[GOAL] Beneath this task is a listing. State how many of its lines include the string "screenshot", giving nothing but the number.
Start
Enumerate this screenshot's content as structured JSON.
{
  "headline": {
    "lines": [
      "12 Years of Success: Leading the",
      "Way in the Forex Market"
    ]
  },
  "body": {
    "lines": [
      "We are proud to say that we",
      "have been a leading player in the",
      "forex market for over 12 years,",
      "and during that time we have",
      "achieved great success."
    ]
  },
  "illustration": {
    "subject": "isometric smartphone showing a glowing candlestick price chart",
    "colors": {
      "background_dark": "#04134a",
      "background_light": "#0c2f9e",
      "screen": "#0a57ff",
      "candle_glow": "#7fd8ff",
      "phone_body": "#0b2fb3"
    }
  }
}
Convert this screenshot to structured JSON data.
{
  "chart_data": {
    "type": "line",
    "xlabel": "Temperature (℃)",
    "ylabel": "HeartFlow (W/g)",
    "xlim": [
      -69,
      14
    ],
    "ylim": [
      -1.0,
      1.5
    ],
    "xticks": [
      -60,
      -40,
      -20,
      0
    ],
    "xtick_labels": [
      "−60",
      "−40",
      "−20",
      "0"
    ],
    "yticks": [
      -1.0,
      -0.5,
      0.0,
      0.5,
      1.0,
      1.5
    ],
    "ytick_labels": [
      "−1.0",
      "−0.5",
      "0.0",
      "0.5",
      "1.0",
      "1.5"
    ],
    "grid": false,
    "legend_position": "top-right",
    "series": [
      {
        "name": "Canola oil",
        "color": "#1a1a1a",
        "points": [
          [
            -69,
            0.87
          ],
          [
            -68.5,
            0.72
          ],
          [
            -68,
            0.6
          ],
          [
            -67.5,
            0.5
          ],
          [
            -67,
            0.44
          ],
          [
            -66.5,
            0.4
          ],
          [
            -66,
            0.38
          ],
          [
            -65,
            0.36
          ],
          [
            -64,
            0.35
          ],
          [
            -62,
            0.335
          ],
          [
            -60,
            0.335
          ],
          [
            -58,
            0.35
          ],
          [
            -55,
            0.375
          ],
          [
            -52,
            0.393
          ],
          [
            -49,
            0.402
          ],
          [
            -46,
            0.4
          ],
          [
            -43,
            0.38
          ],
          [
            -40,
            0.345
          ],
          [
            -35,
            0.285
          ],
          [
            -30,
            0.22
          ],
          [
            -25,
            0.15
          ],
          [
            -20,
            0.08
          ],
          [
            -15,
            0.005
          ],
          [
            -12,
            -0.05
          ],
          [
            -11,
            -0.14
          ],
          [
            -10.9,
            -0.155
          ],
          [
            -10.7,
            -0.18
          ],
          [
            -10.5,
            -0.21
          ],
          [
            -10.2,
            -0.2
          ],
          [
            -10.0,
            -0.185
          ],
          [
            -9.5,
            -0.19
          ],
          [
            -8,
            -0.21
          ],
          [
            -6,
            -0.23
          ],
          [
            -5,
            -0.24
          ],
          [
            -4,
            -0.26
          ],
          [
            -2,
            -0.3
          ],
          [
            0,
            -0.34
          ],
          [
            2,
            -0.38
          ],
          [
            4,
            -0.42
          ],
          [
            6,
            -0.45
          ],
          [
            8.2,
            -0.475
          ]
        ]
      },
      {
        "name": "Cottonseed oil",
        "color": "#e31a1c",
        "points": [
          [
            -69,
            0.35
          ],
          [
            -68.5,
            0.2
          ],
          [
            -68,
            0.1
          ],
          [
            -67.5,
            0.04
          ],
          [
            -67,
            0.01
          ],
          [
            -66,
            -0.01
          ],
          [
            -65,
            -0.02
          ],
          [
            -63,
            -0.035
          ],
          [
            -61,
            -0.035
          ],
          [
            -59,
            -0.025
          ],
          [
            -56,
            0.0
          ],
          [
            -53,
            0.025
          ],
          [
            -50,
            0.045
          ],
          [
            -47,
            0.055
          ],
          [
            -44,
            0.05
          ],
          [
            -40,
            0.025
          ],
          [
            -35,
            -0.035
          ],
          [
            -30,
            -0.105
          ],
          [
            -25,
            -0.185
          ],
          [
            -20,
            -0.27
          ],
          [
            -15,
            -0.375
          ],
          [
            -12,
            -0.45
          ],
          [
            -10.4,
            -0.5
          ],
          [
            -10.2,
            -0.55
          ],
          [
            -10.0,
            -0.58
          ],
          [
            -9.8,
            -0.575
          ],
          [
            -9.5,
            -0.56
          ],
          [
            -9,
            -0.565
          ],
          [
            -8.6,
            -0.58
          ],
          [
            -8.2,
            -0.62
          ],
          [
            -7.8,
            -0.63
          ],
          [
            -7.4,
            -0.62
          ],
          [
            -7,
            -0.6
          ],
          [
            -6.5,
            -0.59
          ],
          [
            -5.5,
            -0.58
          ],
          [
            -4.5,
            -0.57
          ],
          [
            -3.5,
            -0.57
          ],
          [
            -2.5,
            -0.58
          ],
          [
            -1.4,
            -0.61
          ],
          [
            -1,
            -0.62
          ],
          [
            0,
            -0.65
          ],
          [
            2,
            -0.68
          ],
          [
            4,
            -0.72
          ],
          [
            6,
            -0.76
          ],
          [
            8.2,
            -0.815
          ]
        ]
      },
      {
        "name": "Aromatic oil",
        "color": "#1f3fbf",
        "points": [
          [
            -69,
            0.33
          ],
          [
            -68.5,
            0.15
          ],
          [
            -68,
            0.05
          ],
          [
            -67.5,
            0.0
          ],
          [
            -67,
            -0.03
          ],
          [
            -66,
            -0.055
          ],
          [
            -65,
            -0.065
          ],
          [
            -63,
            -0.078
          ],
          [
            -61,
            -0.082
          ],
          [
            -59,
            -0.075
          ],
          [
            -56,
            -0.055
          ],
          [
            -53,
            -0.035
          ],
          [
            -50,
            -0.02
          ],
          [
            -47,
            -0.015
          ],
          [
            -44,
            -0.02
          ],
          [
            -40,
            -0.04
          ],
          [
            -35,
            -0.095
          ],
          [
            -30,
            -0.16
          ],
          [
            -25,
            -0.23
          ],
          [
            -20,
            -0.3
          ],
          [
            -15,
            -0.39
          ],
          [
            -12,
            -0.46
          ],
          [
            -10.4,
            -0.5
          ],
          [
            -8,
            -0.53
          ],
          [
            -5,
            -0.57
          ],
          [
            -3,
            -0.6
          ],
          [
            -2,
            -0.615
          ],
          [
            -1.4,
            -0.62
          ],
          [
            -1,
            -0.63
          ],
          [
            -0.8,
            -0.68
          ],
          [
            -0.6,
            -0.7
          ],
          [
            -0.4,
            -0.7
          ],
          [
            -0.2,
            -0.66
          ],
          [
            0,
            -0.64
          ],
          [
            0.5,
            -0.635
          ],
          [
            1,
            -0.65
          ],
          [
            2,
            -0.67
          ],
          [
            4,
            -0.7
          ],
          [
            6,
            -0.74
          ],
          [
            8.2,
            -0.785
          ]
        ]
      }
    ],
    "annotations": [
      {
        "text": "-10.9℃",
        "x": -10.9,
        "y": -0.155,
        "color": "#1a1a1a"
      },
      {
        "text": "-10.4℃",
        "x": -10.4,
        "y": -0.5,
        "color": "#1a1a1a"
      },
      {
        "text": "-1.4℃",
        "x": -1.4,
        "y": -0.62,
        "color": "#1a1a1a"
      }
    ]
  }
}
End
[SOLUTION] 2